▶ THE REQUEST: Would you extract the whole listing below and retype it exactly?
============================================================
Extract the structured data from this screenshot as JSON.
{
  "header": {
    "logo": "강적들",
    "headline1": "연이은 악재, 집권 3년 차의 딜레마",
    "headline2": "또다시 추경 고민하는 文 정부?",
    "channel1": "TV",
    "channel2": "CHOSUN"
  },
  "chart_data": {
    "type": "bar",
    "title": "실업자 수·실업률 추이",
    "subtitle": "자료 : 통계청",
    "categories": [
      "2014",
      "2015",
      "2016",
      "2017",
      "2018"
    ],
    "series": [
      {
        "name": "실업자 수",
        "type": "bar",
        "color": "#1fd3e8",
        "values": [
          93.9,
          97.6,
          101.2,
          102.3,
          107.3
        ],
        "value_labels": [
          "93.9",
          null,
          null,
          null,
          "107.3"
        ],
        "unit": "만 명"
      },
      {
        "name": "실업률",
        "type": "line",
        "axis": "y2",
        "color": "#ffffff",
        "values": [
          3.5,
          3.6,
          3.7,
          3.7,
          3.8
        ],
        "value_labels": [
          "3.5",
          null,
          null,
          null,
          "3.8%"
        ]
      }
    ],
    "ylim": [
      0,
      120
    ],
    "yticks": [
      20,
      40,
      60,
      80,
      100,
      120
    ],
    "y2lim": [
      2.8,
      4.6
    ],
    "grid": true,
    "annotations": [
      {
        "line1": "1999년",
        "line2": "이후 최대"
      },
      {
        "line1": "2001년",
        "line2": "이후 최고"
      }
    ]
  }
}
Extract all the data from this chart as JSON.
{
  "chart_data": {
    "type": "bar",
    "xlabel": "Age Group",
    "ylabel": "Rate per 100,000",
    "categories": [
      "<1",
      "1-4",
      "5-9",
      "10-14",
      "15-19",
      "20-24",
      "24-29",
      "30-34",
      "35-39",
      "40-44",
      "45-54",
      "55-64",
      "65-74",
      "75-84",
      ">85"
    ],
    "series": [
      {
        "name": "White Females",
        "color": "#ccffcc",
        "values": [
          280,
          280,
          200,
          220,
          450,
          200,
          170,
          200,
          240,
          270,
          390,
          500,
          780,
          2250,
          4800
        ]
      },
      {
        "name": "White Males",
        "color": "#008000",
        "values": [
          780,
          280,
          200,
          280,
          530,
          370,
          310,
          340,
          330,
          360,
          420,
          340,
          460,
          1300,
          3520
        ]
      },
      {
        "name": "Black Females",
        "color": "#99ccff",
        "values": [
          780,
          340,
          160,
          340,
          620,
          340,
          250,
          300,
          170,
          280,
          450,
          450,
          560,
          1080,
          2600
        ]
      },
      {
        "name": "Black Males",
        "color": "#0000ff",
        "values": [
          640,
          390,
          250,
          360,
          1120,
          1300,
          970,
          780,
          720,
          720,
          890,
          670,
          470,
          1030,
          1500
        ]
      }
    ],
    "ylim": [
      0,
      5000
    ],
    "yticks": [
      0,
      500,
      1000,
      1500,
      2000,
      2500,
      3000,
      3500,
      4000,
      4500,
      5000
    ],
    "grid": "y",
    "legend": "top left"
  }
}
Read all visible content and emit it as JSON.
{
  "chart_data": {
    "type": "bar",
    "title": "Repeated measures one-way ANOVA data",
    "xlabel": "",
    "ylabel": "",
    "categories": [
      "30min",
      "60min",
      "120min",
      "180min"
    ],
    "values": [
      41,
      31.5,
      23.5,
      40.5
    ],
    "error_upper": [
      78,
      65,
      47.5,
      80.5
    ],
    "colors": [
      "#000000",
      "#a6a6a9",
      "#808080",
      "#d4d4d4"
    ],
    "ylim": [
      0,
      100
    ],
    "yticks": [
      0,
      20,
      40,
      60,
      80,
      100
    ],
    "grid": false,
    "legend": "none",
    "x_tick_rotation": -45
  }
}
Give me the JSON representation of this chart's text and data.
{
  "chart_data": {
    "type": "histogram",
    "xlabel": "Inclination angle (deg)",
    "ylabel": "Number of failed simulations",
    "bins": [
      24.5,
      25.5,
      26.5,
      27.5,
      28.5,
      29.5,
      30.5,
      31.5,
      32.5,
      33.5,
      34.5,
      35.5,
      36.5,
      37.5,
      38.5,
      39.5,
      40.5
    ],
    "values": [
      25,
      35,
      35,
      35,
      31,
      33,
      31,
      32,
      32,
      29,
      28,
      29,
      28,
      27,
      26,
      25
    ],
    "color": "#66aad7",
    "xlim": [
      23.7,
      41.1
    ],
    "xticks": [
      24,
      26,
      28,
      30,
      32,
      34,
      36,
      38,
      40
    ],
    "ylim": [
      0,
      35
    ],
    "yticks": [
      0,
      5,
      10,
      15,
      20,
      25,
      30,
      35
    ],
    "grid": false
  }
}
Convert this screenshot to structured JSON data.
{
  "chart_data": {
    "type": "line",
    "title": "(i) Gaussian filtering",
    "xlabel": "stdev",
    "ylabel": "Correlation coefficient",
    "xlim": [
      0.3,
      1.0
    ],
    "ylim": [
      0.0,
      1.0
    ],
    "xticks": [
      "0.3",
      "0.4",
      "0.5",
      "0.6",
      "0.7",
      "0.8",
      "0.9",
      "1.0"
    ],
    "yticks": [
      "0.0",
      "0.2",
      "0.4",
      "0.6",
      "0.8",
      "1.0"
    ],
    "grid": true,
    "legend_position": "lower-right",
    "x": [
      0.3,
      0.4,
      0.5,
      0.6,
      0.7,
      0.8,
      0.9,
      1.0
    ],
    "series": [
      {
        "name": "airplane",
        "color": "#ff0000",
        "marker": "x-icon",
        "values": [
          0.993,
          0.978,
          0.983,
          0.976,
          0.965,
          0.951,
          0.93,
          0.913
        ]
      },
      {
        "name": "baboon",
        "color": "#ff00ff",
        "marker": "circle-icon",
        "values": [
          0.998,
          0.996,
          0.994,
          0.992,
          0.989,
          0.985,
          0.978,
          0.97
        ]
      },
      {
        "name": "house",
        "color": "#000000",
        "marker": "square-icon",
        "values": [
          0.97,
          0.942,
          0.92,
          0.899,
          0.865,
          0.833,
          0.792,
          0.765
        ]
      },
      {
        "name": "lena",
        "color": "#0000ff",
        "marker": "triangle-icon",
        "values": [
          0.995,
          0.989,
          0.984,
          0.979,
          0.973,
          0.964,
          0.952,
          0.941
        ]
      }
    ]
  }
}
============================================================
▶ ANSWER TO THE EXERCISE:
Extract the structured data from this screenshot as JSON.
{
  "header": {
    "logo": "강적들",
    "headline1": "연이은 악재, 집권 3년 차의 딜레마",
    "headline2": "또다시 추경 고민하는 文 정부?",
    "channel1": "TV",
    "channel2": "CHOSUN"
  },
  "chart_data": {
    "type": "bar",
    "title": "실업자 수·실업률 추이",
    "subtitle": "자료 : 통계청",
    "categories": [
      "2014",
      "2015",
      "2016",
      "2017",
      "2018"
    ],
    "series": [
      {
        "name": "실업자 수",
        "type": "bar",
        "color": "#1fd3e8",
        "values": [
          93.9,
          97.6,
          101.2,
          102.3,
          107.3
        ],
        "value_labels": [
          "93.9",
          null,
          null,
          null,
          "107.3"
        ],
        "unit": "만 명"
      },
      {
        "name": "실업률",
        "type": "line",
        "axis": "y2",
        "color": "#ffffff",
        "values": [
          3.5,
          3.6,
          3.7,
          3.7,
          3.8
        ],
        "value_labels": [
          "3.5",
          null,
          null,
          null,
          "3.8%"
        ]
      }
    ],
    "ylim": [
      0,
      120
    ],
    "yticks": [
      20,
      40,
      60,
      80,
      100,
      120
    ],
    "y2lim": [
      2.8,
      4.6
    ],
    "grid": true,
    "annotations": [
      {
        "line1": "1999년",
        "line2": "이후 최대"
      },
      {
        "line1": "2001년",
        "line2": "이후 최고"
      }
    ]
  }
}
Extract all the data from this chart as JSON.
{
  "chart_data": {
    "type": "bar",
    "xlabel": "Age Group",
    "ylabel": "Rate per 100,000",
    "categories": [
      "<1",
      "1-4",
      "5-9",
      "10-14",
      "15-19",
      "20-24",
      "24-29",
      "30-34",
      "35-39",
      "40-44",
      "45-54",
      "55-64",
      "65-74",
      "75-84",
      ">85"
    ],
    "series": [
      {
        "name": "White Females",
        "color": "#ccffcc",
        "values": [
          280,
          280,
          200,
          220,
          450,
          200,
          170,
          200,
          240,
          270,
          390,
          500,
          780,
          2250,
          4800
        ]
      },
      {
        "name": "White Males",
        "color": "#008000",
        "values": [
          780,
          280,
          200,
          280,
          530,
          370,
          310,
          340,
          330,
          360,
          420,
          340,
          460,
          1300,
          3520
        ]
      },
      {
        "name": "Black Females",
        "color": "#99ccff",
        "values": [
          780,
          340,
          160,
          340,
          620,
          340,
          250,
          300,
          170,
          280,
          450,
          450,
          560,
          1080,
          2600
        ]
      },
      {
        "name": "Black Males",
        "color": "#0000ff",
        "values": [
          640,
          390,
          250,
          360,
          1120,
          1300,
          970,
          780,
          720,
          720,
          890,
          670,
          470,
          1030,
          1500
        ]
      }
    ],
    "ylim": [
      0,
      5000
    ],
    "yticks": [
      0,
      500,
      1000,
      1500,
      2000,
      2500,
      3000,
      3500,
      4000,
      4500,
      5000
    ],
    "grid": "y",
    "legend": "top left"
  }
}
Read all visible content and emit it as JSON.
{
  "chart_data": {
    "type": "bar",
    "title": "Repeated measures one-way ANOVA data",
    "xlabel": "",
    "ylabel": "",
    "categories": [
      "30min",
      "60min",
      "120min",
      "180min"
    ],
    "values": [
      41,
      31.5,
      23.5,
      40.5
    ],
    "error_upper": [
      78,
      65,
      47.5,
      80.5
    ],
    "colors": [
      "#000000",
      "#a6a6a9",
      "#808080",
      "#d4d4d4"
    ],
    "ylim": [
      0,
      100
    ],
    "yticks": [
      0,
      20,
      40,
      60,
      80,
      100
    ],
    "grid": false,
    "legend": "none",
    "x_tick_rotation": -45
  }
}
Give me the JSON representation of this chart's text and data.
{
  "chart_data": {
    "type": "histogram",
    "xlabel": "Inclination angle (deg)",
    "ylabel": "Number of failed simulations",
    "bins": [
      24.5,
      25.5,
      26.5,
      27.5,
      28.5,
      29.5,
      30.5,
      31.5,
      32.5,
      33.5,
      34.5,
      35.5,
      36.5,
      37.5,
      38.5,
      39.5,
      40.5
    ],
    "values": [
      25,
      35,
      35,
      35,
      31,
      33,
      31,
      32,
      32,
      29,
      28,
      29,
      28,
      27,
      26,
      25
    ],
    "color": "#66aad7",
    "xlim": [
      23.7,
      41.1
    ],
    "xticks": [
      24,
      26,
      28,
      30,
      32,
      34,
      36,
      38,
      40
    ],
    "ylim": [
      0,
      35
    ],
    "yticks": [
      0,
      5,
      10,
      15,
      20,
      25,
      30,
      35
    ],
    "grid": false
  }
}
Convert this screenshot to structured JSON data.
{
  "chart_data": {
    "type": "line",
    "title": "(i) Gaussian filtering",
    "xlabel": "stdev",
    "ylabel": "Correlation coefficient",
    "xlim": [
      0.3,
      1.0
    ],
    "ylim": [
      0.0,
      1.0
    ],
    "xticks": [
      "0.3",
      "0.4",
      "0.5",
      "0.6",
      "0.7",
      "0.8",
      "0.9",
      "1.0"
    ],
    "yticks": [
      "0.0",
      "0.2",
      "0.4",
      "0.6",
      "0.8",
      "1.0"
    ],
    "grid": true,
    "legend_position": "lower-right",
    "x": [
      0.3,
      0.4,
      0.5,
      0.6,
      0.7,
      0.8,
      0.9,
      1.0
    ],
    "series": [
      {
        "name": "airplane",
        "color": "#ff0000",
        "marker": "x-icon",
        "values": [
          0.993,
          0.978,
          0.983,
          0.976,
          0.965,
          0.951,
          0.93,
          0.913
        ]
      },
      {
        "name": "baboon",
        "color": "#ff00ff",
        "marker": "circle-icon",
        "values": [
          0.998,
          0.996,
          0.994,
          0.992,
          0.989,
          0.985,
          0.978,
          0.97
        ]
      },
      {
        "name": "house",
        "color": "#000000",
        "marker": "square-icon",
        "values": [
          0.97,
          0.942,
          0.92,
          0.899,
          0.865,
          0.833,
          0.792,
          0.765
        ]
      },
      {
        "name": "lena",
        "color": "#0000ff",
        "marker": "triangle-icon",
        "values": [
          0.995,
          0.989,
          0.984,
          0.979,
          0.973,
          0.964,
          0.952,
          0.941
        ]
      }
    ]
  }
}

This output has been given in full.